>>>

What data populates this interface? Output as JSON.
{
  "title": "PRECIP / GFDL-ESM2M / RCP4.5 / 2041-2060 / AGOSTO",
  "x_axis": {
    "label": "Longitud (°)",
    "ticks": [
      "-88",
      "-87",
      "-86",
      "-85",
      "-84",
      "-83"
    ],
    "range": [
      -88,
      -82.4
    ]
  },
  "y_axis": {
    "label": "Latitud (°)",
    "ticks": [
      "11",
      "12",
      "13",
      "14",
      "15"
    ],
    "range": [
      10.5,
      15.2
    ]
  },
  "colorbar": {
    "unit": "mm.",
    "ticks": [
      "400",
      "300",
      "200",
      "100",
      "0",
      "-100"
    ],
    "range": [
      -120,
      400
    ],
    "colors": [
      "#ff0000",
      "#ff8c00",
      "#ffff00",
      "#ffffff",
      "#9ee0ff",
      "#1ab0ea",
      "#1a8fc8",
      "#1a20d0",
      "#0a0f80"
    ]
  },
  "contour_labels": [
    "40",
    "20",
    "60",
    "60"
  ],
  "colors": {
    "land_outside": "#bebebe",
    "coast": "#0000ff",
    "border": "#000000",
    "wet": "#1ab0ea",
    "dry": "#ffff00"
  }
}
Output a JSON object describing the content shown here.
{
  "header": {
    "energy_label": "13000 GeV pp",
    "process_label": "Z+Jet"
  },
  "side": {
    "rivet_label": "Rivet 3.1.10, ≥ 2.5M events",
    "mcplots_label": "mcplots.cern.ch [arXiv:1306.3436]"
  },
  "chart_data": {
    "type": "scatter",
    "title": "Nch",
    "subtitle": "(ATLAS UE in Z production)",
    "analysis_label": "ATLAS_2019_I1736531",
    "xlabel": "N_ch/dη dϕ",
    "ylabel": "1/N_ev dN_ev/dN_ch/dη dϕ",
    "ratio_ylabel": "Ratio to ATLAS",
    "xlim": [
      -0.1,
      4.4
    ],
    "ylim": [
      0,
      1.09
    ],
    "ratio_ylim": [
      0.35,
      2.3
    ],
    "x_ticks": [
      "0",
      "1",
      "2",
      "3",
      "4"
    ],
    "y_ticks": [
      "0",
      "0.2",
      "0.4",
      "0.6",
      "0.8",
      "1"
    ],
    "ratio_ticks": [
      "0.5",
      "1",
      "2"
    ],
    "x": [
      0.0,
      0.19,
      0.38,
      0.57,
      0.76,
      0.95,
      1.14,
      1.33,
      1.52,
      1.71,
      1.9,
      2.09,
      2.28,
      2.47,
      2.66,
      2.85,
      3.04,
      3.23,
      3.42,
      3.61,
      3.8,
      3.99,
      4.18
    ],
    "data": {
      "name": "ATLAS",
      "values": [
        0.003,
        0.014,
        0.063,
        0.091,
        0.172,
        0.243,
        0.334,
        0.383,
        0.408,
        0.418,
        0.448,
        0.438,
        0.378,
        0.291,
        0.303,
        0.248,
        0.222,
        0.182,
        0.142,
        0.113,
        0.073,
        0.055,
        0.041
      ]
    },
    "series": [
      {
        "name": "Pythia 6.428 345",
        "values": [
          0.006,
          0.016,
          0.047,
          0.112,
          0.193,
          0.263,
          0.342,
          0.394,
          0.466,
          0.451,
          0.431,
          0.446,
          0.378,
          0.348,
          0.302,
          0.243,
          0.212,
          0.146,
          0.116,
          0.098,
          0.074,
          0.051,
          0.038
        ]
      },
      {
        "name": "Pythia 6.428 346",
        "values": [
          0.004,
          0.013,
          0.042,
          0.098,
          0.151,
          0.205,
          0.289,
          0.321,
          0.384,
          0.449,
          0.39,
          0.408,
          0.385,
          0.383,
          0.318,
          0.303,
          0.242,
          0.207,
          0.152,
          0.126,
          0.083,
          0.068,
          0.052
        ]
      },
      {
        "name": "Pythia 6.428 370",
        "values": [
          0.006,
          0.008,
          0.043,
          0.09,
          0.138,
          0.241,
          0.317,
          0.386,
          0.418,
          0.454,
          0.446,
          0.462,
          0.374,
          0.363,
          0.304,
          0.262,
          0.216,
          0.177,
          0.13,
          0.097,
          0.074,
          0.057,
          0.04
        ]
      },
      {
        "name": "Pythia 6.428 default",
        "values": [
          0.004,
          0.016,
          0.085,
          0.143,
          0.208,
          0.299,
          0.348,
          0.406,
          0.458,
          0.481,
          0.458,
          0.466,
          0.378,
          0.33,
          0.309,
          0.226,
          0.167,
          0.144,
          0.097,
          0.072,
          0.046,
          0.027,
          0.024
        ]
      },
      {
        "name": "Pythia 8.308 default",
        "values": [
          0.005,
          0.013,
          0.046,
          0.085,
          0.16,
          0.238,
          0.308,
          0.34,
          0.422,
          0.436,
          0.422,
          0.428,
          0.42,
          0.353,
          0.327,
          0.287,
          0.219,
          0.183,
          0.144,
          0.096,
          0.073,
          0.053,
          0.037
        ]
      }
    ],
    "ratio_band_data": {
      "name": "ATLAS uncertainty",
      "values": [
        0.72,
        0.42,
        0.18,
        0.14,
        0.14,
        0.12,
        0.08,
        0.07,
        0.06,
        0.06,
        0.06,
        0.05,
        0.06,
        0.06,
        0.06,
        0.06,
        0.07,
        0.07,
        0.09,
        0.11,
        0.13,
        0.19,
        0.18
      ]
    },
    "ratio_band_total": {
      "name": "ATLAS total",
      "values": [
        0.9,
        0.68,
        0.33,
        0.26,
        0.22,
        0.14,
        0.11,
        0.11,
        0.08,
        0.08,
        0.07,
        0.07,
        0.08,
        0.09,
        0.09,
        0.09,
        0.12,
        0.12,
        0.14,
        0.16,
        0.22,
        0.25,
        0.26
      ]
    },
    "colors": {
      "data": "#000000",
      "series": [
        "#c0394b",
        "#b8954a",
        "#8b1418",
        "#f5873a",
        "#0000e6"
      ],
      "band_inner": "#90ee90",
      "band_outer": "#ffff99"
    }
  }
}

<<<

— STATED EXERCISE —
Return the full listing, character for character.

— ANSWER FOR THE TASK —
What data populates this interface? Output as JSON.
{
  "title": "PRECIP / GFDL-ESM2M / RCP4.5 / 2041-2060 / AGOSTO",
  "x_axis": {
    "label": "Longitud (°)",
    "ticks": [
      "-88",
      "-87",
      "-86",
      "-85",
      "-84",
      "-83"
    ],
    "range": [
      -88,
      -82.4
    ]
  },
  "y_axis": {
    "label": "Latitud (°)",
    "ticks": [
      "11",
      "12",
      "13",
      "14",
      "15"
    ],
    "range": [
      10.5,
      15.2
    ]
  },
  "colorbar": {
    "unit": "mm.",
    "ticks": [
      "400",
      "300",
      "200",
      "100",
      "0",
      "-100"
    ],
    "range": [
      -120,
      400
    ],
    "colors": [
      "#ff0000",
      "#ff8c00",
      "#ffff00",
      "#ffffff",
      "#9ee0ff",
      "#1ab0ea",
      "#1a8fc8",
      "#1a20d0",
      "#0a0f80"
    ]
  },
  "contour_labels": [
    "40",
    "20",
    "60",
    "60"
  ],
  "colors": {
    "land_outside": "#bebebe",
    "coast": "#0000ff",
    "border": "#000000",
    "wet": "#1ab0ea",
    "dry": "#ffff00"
  }
}
Output a JSON object describing the content shown here.
{
  "header": {
    "energy_label": "13000 GeV pp",
    "process_label": "Z+Jet"
  },
  "side": {
    "rivet_label": "Rivet 3.1.10, ≥ 2.5M events",
    "mcplots_label": "mcplots.cern.ch [arXiv:1306.3436]"
  },
  "chart_data": {
    "type": "scatter",
    "title": "Nch",
    "subtitle": "(ATLAS UE in Z production)",
    "analysis_label": "ATLAS_2019_I1736531",
    "xlabel": "N_ch/dη dϕ",
    "ylabel": "1/N_ev dN_ev/dN_ch/dη dϕ",
    "ratio_ylabel": "Ratio to ATLAS",
    "xlim": [
      -0.1,
      4.4
    ],
    "ylim": [
      0,
      1.09
    ],
    "ratio_ylim": [
      0.35,
      2.3
    ],
    "x_ticks": [
      "0",
      "1",
      "2",
      "3",
      "4"
    ],
    "y_ticks": [
      "0",
      "0.2",
      "0.4",
      "0.6",
      "0.8",
      "1"
    ],
    "ratio_ticks": [
      "0.5",
      "1",
      "2"
    ],
    "x": [
      0.0,
      0.19,
      0.38,
      0.57,
      0.76,
      0.95,
      1.14,
      1.33,
      1.52,
      1.71,
      1.9,
      2.09,
      2.28,
      2.47,
      2.66,
      2.85,
      3.04,
      3.23,
      3.42,
      3.61,
      3.8,
      3.99,
      4.18
    ],
    "data": {
      "name": "ATLAS",
      "values": [
        0.003,
        0.014,
        0.063,
        0.091,
        0.172,
        0.243,
        0.334,
        0.383,
        0.408,
        0.418,
        0.448,
        0.438,
        0.378,
        0.291,
        0.303,
        0.248,
        0.222,
        0.182,
        0.142,
        0.113,
        0.073,
        0.055,
        0.041
      ]
    },
    "series": [
      {
        "name": "Pythia 6.428 345",
        "values": [
          0.006,
          0.016,
          0.047,
          0.112,
          0.193,
          0.263,
          0.342,
          0.394,
          0.466,
          0.451,
          0.431,
          0.446,
          0.378,
          0.348,
          0.302,
          0.243,
          0.212,
          0.146,
          0.116,
          0.098,
          0.074,
          0.051,
          0.038
        ]
      },
      {
        "name": "Pythia 6.428 346",
        "values": [
          0.004,
          0.013,
          0.042,
          0.098,
          0.151,
          0.205,
          0.289,
          0.321,
          0.384,
          0.449,
          0.39,
          0.408,
          0.385,
          0.383,
          0.318,
          0.303,
          0.242,
          0.207,
          0.152,
          0.126,
          0.083,
          0.068,
          0.052
        ]
      },
      {
        "name": "Pythia 6.428 370",
        "values": [
          0.006,
          0.008,
          0.043,
          0.09,
          0.138,
          0.241,
          0.317,
          0.386,
          0.418,
          0.454,
          0.446,
          0.462,
          0.374,
          0.363,
          0.304,
          0.262,
          0.216,
          0.177,
          0.13,
          0.097,
          0.074,
          0.057,
          0.04
        ]
      },
      {
        "name": "Pythia 6.428 default",
        "values": [
          0.004,
          0.016,
          0.085,
          0.143,
          0.208,
          0.299,
          0.348,
          0.406,
          0.458,
          0.481,
          0.458,
          0.466,
          0.378,
          0.33,
          0.309,
          0.226,
          0.167,
          0.144,
          0.097,
          0.072,
          0.046,
          0.027,
          0.024
        ]
      },
      {
        "name": "Pythia 8.308 default",
        "values": [
          0.005,
          0.013,
          0.046,
          0.085,
          0.16,
          0.238,
          0.308,
          0.34,
          0.422,
          0.436,
          0.422,
          0.428,
          0.42,
          0.353,
          0.327,
          0.287,
          0.219,
          0.183,
          0.144,
          0.096,
          0.073,
          0.053,
          0.037
        ]
      }
    ],
    "ratio_band_data": {
      "name": "ATLAS uncertainty",
      "values": [
        0.72,
        0.42,
        0.18,
        0.14,
        0.14,
        0.12,
        0.08,
        0.07,
        0.06,
        0.06,
        0.06,
        0.05,
        0.06,
        0.06,
        0.06,
        0.06,
        0.07,
        0.07,
        0.09,
        0.11,
        0.13,
        0.19,
        0.18
      ]
    },
    "ratio_band_total": {
      "name": "ATLAS total",
      "values": [
        0.9,
        0.68,
        0.33,
        0.26,
        0.22,
        0.14,
        0.11,
        0.11,
        0.08,
        0.08,
        0.07,
        0.07,
        0.08,
        0.09,
        0.09,
        0.09,
        0.12,
        0.12,
        0.14,
        0.16,
        0.22,
        0.25,
        0.26
      ]
    },
    "colors": {
      "data": "#000000",
      "series": [
        "#c0394b",
        "#b8954a",
        "#8b1418",
        "#f5873a",
        "#0000e6"
      ],
      "band_inner": "#90ee90",
      "band_outer": "#ffff99"
    }
  }
}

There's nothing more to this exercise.